Stated exercise: Each of the entries should be retyped precisely as it appears.

--- Begin Material ---

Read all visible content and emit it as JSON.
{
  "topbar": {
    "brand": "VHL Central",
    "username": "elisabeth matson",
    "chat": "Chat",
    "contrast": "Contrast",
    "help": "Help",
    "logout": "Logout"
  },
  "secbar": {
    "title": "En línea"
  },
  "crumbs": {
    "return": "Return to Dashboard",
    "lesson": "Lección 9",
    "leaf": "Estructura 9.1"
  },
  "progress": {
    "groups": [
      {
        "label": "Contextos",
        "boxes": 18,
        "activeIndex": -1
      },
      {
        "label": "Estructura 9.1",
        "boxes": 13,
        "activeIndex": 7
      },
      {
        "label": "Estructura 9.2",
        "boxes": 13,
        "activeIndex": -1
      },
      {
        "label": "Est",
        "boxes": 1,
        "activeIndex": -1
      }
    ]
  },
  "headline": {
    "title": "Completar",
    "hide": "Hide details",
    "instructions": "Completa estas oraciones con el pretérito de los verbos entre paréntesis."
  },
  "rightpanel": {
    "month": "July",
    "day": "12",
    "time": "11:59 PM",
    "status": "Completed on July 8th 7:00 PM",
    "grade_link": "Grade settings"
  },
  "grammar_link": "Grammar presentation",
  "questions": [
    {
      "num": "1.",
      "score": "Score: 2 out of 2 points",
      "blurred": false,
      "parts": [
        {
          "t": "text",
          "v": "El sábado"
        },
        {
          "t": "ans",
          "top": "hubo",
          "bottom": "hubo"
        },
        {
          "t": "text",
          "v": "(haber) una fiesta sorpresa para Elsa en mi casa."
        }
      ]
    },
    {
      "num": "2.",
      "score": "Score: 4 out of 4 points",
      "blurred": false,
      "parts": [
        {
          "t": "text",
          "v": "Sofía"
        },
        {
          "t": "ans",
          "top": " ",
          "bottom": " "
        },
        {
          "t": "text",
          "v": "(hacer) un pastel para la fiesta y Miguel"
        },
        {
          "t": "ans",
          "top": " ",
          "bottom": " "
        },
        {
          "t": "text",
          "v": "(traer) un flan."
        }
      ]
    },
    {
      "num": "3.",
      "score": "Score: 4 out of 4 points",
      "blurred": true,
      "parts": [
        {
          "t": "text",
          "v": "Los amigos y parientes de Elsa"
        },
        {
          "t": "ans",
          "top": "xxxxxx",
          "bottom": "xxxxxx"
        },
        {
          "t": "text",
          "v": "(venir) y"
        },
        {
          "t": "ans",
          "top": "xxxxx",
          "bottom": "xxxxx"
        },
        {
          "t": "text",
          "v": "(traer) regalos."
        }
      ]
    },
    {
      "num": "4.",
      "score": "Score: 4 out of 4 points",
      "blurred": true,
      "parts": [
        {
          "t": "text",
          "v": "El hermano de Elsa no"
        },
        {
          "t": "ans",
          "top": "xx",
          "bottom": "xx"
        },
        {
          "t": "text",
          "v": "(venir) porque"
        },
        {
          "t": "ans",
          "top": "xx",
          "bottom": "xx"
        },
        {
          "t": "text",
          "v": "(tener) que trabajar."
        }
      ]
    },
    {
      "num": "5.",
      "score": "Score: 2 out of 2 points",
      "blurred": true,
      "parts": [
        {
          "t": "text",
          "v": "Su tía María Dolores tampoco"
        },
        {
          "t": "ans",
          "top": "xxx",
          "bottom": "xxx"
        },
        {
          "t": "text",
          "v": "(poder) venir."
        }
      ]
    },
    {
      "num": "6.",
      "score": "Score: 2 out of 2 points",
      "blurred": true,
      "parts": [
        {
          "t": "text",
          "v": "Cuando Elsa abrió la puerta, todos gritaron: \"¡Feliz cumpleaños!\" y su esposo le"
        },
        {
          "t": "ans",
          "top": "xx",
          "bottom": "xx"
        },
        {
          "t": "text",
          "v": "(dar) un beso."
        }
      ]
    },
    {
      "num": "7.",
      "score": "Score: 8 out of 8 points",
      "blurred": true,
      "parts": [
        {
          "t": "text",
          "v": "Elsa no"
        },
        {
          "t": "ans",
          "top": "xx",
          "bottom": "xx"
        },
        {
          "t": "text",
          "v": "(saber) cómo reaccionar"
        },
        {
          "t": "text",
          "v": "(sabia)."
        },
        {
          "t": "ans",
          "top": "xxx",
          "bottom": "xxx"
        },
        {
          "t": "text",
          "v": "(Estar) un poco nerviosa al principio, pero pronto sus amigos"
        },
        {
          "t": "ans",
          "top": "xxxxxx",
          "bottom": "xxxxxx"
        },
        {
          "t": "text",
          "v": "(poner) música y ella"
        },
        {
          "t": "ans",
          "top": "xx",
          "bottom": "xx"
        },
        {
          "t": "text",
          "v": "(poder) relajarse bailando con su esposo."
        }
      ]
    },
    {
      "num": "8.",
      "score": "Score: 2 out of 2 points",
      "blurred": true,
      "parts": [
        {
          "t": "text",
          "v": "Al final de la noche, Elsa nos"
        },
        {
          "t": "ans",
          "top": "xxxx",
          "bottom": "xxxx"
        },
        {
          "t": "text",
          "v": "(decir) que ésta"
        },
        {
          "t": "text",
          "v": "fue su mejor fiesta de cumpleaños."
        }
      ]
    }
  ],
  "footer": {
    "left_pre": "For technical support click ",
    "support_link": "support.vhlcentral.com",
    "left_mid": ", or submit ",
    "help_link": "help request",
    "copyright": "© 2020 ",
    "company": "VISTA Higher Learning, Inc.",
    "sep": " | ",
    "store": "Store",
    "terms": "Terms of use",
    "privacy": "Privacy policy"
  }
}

--- End Material ---

Response to the exercise:
Read all visible content and emit it as JSON.
{
  "topbar": {
    "brand": "VHL Central",
    "username": "elisabeth matson",
    "chat": "Chat",
    "contrast": "Contrast",
    "help": "Help",
    "logout": "Logout"
  },
  "secbar": {
    "title": "En línea"
  },
  "crumbs": {
    "return": "Return to Dashboard",
    "lesson": "Lección 9",
    "leaf": "Estructura 9.1"
  },
  "progress": {
    "groups": [
      {
        "label": "Contextos",
        "boxes": 18,
        "activeIndex": -1
      },
      {
        "label": "Estructura 9.1",
        "boxes": 13,
        "activeIndex": 7
      },
      {
        "label": "Estructura 9.2",
        "boxes": 13,
        "activeIndex": -1
      },
      {
        "label": "Est",
        "boxes": 1,
        "activeIndex": -1
      }
    ]
  },
  "headline": {
    "title": "Completar",
    "hide": "Hide details",
    "instructions": "Completa estas oraciones con el pretérito de los verbos entre paréntesis."
  },
  "rightpanel": {
    "month": "July",
    "day": "12",
    "time": "11:59 PM",
    "status": "Completed on July 8th 7:00 PM",
    "grade_link": "Grade settings"
  },
  "grammar_link": "Grammar presentation",
  "questions": [
    {
      "num": "1.",
      "score": "Score: 2 out of 2 points",
      "blurred": false,
      "parts": [
        {
          "t": "text",
          "v": "El sábado"
        },
        {
          "t": "ans",
          "top": "hubo",
          "bottom": "hubo"
        },
        {
          "t": "text",
          "v": "(haber) una fiesta sorpresa para Elsa en mi casa."
        }
      ]
    },
    {
      "num": "2.",
      "score": "Score: 4 out of 4 points",
      "blurred": false,
      "parts": [
        {
          "t": "text",
          "v": "Sofía"
        },
        {
          "t": "ans",
          "top": " ",
          "bottom": " "
        },
        {
          "t": "text",
          "v": "(hacer) un pastel para la fiesta y Miguel"
        },
        {
          "t": "ans",
          "top": " ",
          "bottom": " "
        },
        {
          "t": "text",
          "v": "(traer) un flan."
        }
      ]
    },
    {
      "num": "3.",
      "score": "Score: 4 out of 4 points",
      "blurred": true,
      "parts": [
        {
          "t": "text",
          "v": "Los amigos y parientes de Elsa"
        },
        {
          "t": "ans",
          "top": "xxxxxx",
          "bottom": "xxxxxx"
        },
        {
          "t": "text",
          "v": "(venir) y"
        },
        {
          "t": "ans",
          "top": "xxxxx",
          "bottom": "xxxxx"
        },
        {
          "t": "text",
          "v": "(traer) regalos."
        }
      ]
    },
    {
      "num": "4.",
      "score": "Score: 4 out of 4 points",
      "blurred": true,
      "parts": [
        {
          "t": "text",
          "v": "El hermano de Elsa no"
        },
        {
          "t": "ans",
          "top": "xx",
          "bottom": "xx"
        },
        {
          "t": "text",
          "v": "(venir) porque"
        },
        {
          "t": "ans",
          "top": "xx",
          "bottom": "xx"
        },
        {
          "t": "text",
          "v": "(tener) que trabajar."
        }
      ]
    },
    {
      "num": "5.",
      "score": "Score: 2 out of 2 points",
      "blurred": true,
      "parts": [
        {
          "t": "text",
          "v": "Su tía María Dolores tampoco"
        },
        {
          "t": "ans",
          "top": "xxx",
          "bottom": "xxx"
        },
        {
          "t": "text",
          "v": "(poder) venir."
        }
      ]
    },
    {
      "num": "6.",
      "score": "Score: 2 out of 2 points",
      "blurred": true,
      "parts": [
        {
          "t": "text",
          "v": "Cuando Elsa abrió la puerta, todos gritaron: \"¡Feliz cumpleaños!\" y su esposo le"
        },
        {
          "t": "ans",
          "top": "xx",
          "bottom": "xx"
        },
        {
          "t": "text",
          "v": "(dar) un beso."
        }
      ]
    },
    {
      "num": "7.",
      "score": "Score: 8 out of 8 points",
      "blurred": true,
      "parts": [
        {
          "t": "text",
          "v": "Elsa no"
        },
        {
          "t": "ans",
          "top": "xx",
          "bottom": "xx"
        },
        {
          "t": "text",
          "v": "(saber) cómo reaccionar"
        },
        {
          "t": "text",
          "v": "(sabia)."
        },
        {
          "t": "ans",
          "top": "xxx",
          "bottom": "xxx"
        },
        {
          "t": "text",
          "v": "(Estar) un poco nerviosa al principio, pero pronto sus amigos"
        },
        {
          "t": "ans",
          "top": "xxxxxx",
          "bottom": "xxxxxx"
        },
        {
          "t": "text",
          "v": "(poner) música y ella"
        },
        {
          "t": "ans",
          "top": "xx",
          "bottom": "xx"
        },
        {
          "t": "text",
          "v": "(poder) relajarse bailando con su esposo."
        }
      ]
    },
    {
      "num": "8.",
      "score": "Score: 2 out of 2 points",
      "blurred": true,
      "parts": [
        {
          "t": "text",
          "v": "Al final de la noche, Elsa nos"
        },
        {
          "t": "ans",
          "top": "xxxx",
          "bottom": "xxxx"
        },
        {
          "t": "text",
          "v": "(decir) que ésta"
        },
        {
          "t": "text",
          "v": "fue su mejor fiesta de cumpleaños."
        }
      ]
    }
  ],
  "footer": {
    "left_pre": "For technical support click ",
    "support_link": "support.vhlcentral.com",
    "left_mid": ", or submit ",
    "help_link": "help request",
    "copyright": "© 2020 ",
    "company": "VISTA Higher Learning, Inc.",
    "sep": " | ",
    "store": "Store",
    "terms": "Terms of use",
    "privacy": "Privacy policy"
  }
}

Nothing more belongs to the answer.